- _TASK DIRECTIONS_: Scan the data below and pick out the lines containing the word "Trade".

- _PROVIDED MATERIAL_:
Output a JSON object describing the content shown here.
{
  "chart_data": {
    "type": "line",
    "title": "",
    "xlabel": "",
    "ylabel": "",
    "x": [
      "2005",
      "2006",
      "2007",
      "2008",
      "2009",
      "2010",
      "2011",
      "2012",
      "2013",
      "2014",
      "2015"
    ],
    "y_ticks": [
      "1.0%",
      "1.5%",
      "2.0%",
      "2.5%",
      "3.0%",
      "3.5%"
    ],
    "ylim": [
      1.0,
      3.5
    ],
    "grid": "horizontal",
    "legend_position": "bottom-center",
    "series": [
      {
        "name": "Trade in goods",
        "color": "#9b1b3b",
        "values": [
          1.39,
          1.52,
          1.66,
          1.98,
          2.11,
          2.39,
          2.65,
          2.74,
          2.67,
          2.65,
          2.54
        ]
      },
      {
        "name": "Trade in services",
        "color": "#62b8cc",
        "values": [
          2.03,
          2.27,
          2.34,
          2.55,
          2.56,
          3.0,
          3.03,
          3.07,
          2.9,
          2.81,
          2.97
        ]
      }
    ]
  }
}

- _PROBLEM SOLUTION_:
        "name": "Trade in goods",
        "name": "Trade in services",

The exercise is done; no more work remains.